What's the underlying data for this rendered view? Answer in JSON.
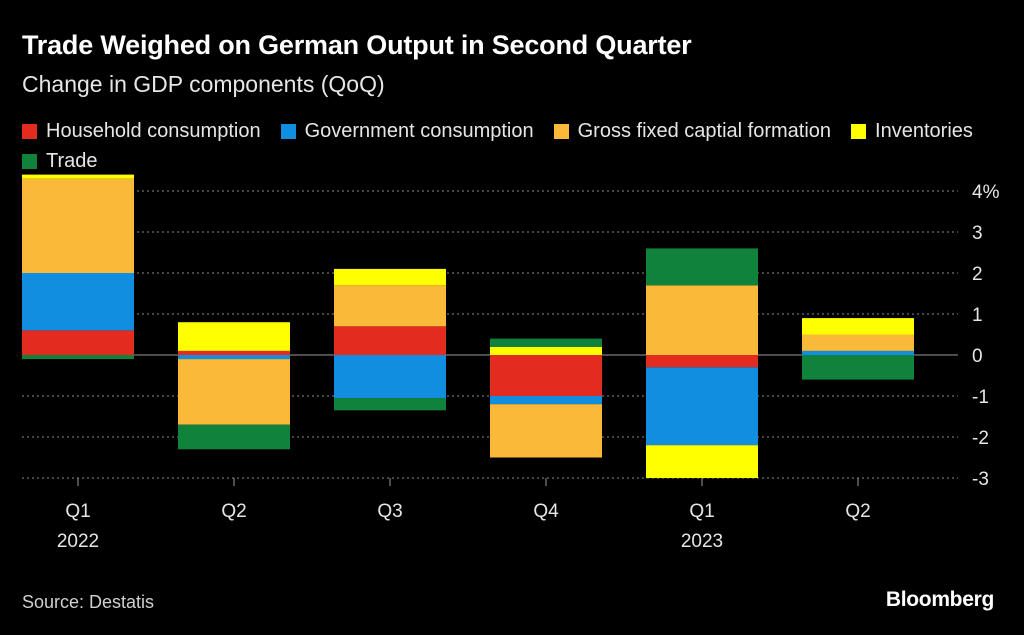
{
  "title": "Trade Weighed on German Output in Second Quarter",
  "subtitle": "Change in GDP components (QoQ)",
  "source": "Source: Destatis",
  "brand": "Bloomberg",
  "chart_data": {
    "type": "bar",
    "stacked": true,
    "title": "Trade Weighed on German Output in Second Quarter",
    "subtitle": "Change in GDP components (QoQ)",
    "categories": [
      "Q1 2022",
      "Q2 2022",
      "Q3 2022",
      "Q4 2022",
      "Q1 2023",
      "Q2 2023"
    ],
    "x_tick_labels": [
      {
        "top": "Q1",
        "bottom": "2022"
      },
      {
        "top": "Q2",
        "bottom": ""
      },
      {
        "top": "Q3",
        "bottom": ""
      },
      {
        "top": "Q4",
        "bottom": ""
      },
      {
        "top": "Q1",
        "bottom": "2023"
      },
      {
        "top": "Q2",
        "bottom": ""
      }
    ],
    "y_ticks": [
      {
        "value": 4,
        "label": "4%"
      },
      {
        "value": 3,
        "label": "3"
      },
      {
        "value": 2,
        "label": "2"
      },
      {
        "value": 1,
        "label": "1"
      },
      {
        "value": 0,
        "label": "0"
      },
      {
        "value": -1,
        "label": "-1"
      },
      {
        "value": -2,
        "label": "-2"
      },
      {
        "value": -3,
        "label": "-3"
      }
    ],
    "ylim": [
      -3,
      4.3
    ],
    "grid": true,
    "legend_position": "top",
    "series": [
      {
        "name": "Household consumption",
        "color": "#e32b20",
        "values": [
          0.6,
          0.1,
          0.7,
          -1.0,
          -0.3,
          0.0
        ]
      },
      {
        "name": "Government consumption",
        "color": "#118ee0",
        "values": [
          1.4,
          -0.1,
          -1.05,
          -0.2,
          -1.9,
          0.1
        ]
      },
      {
        "name": "Gross fixed captial formation",
        "color": "#fbb939",
        "values": [
          2.3,
          -1.6,
          1.0,
          -1.3,
          1.7,
          0.4
        ]
      },
      {
        "name": "Inventories",
        "color": "#ffff00",
        "values": [
          0.1,
          0.7,
          0.4,
          0.2,
          -0.8,
          0.4
        ]
      },
      {
        "name": "Trade",
        "color": "#11823b",
        "values": [
          -0.1,
          -0.6,
          -0.3,
          0.2,
          0.9,
          -0.6
        ]
      }
    ]
  }
}
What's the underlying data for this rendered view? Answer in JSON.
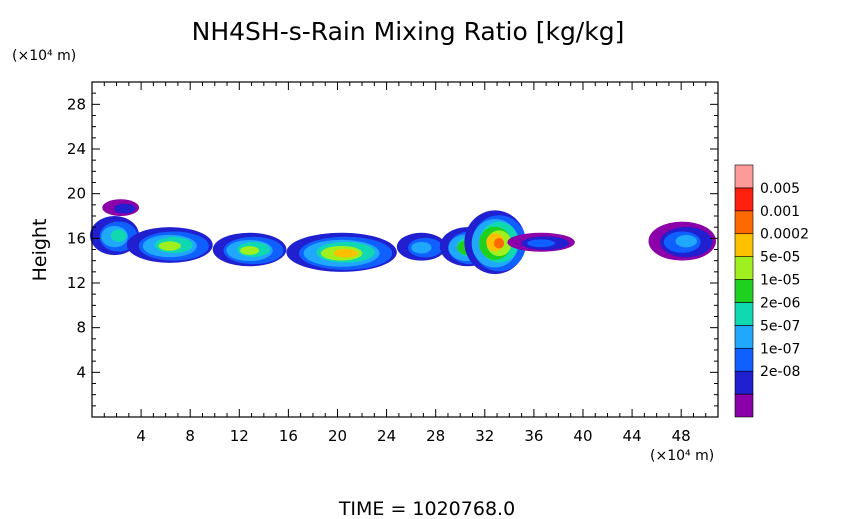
{
  "chart_data": {
    "type": "heatmap",
    "title": "NH4SH-s-Rain Mixing Ratio [kg/kg]",
    "ylabel": "Height",
    "y_unit": "(×10⁴ m)",
    "x_unit": "(×10⁴ m)",
    "xlim": [
      0,
      51
    ],
    "ylim": [
      0,
      30
    ],
    "x_ticks": [
      "4",
      "8",
      "12",
      "16",
      "20",
      "24",
      "28",
      "32",
      "36",
      "40",
      "44",
      "48"
    ],
    "x_tick_values": [
      4,
      8,
      12,
      16,
      20,
      24,
      28,
      32,
      36,
      40,
      44,
      48
    ],
    "y_ticks": [
      "4",
      "8",
      "12",
      "16",
      "20",
      "24",
      "28"
    ],
    "y_tick_values": [
      4,
      8,
      12,
      16,
      20,
      24,
      28
    ],
    "colorbar": {
      "labels": [
        "0.005",
        "0.001",
        "0.0002",
        "5e-05",
        "1e-05",
        "2e-06",
        "5e-07",
        "1e-07",
        "2e-08"
      ],
      "colors": [
        "#8b00a8",
        "#2020d0",
        "#1060ff",
        "#20a8ff",
        "#10d8b0",
        "#20d020",
        "#a0f020",
        "#ffc000",
        "#ff6a00",
        "#ff2010",
        "#ff9a9a"
      ]
    },
    "regions": [
      {
        "x0": 0,
        "x1": 4,
        "y0": 14.5,
        "y1": 18,
        "levels": [
          1,
          2,
          3,
          4
        ]
      },
      {
        "x0": 1,
        "x1": 4,
        "y0": 18,
        "y1": 19.5,
        "levels": [
          0,
          1
        ]
      },
      {
        "x0": 3,
        "x1": 10,
        "y0": 13.8,
        "y1": 17,
        "levels": [
          1,
          2,
          3,
          4,
          6
        ]
      },
      {
        "x0": 10,
        "x1": 16,
        "y0": 13.5,
        "y1": 16.5,
        "levels": [
          1,
          2,
          3,
          4,
          6
        ]
      },
      {
        "x0": 16,
        "x1": 25,
        "y0": 13.0,
        "y1": 16.5,
        "levels": [
          1,
          2,
          3,
          4,
          6,
          7
        ]
      },
      {
        "x0": 25,
        "x1": 29,
        "y0": 14.0,
        "y1": 16.5,
        "levels": [
          1,
          2,
          3
        ]
      },
      {
        "x0": 28.5,
        "x1": 33,
        "y0": 13.5,
        "y1": 17,
        "levels": [
          1,
          2,
          3,
          4,
          5,
          6
        ]
      },
      {
        "x0": 30.5,
        "x1": 35.5,
        "y0": 12.8,
        "y1": 18.5,
        "levels": [
          1,
          2,
          3,
          4,
          5,
          6,
          7,
          8
        ]
      },
      {
        "x0": 34,
        "x1": 39.5,
        "y0": 14.8,
        "y1": 16.5,
        "levels": [
          0,
          1,
          2
        ]
      },
      {
        "x0": 45.5,
        "x1": 51,
        "y0": 14,
        "y1": 17.5,
        "levels": [
          0,
          1,
          2,
          3
        ]
      }
    ]
  },
  "footer": {
    "time_label": "TIME = 1020768.0"
  }
}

Instruction -
Show all lines from the data above in which the word "Trade" appears.

Response for this exercise -
  "title": "Trade Weighed on German Output in Second Quarter",
    "title": "Trade Weighed on German Output in Second Quarter",
        "name": "Trade",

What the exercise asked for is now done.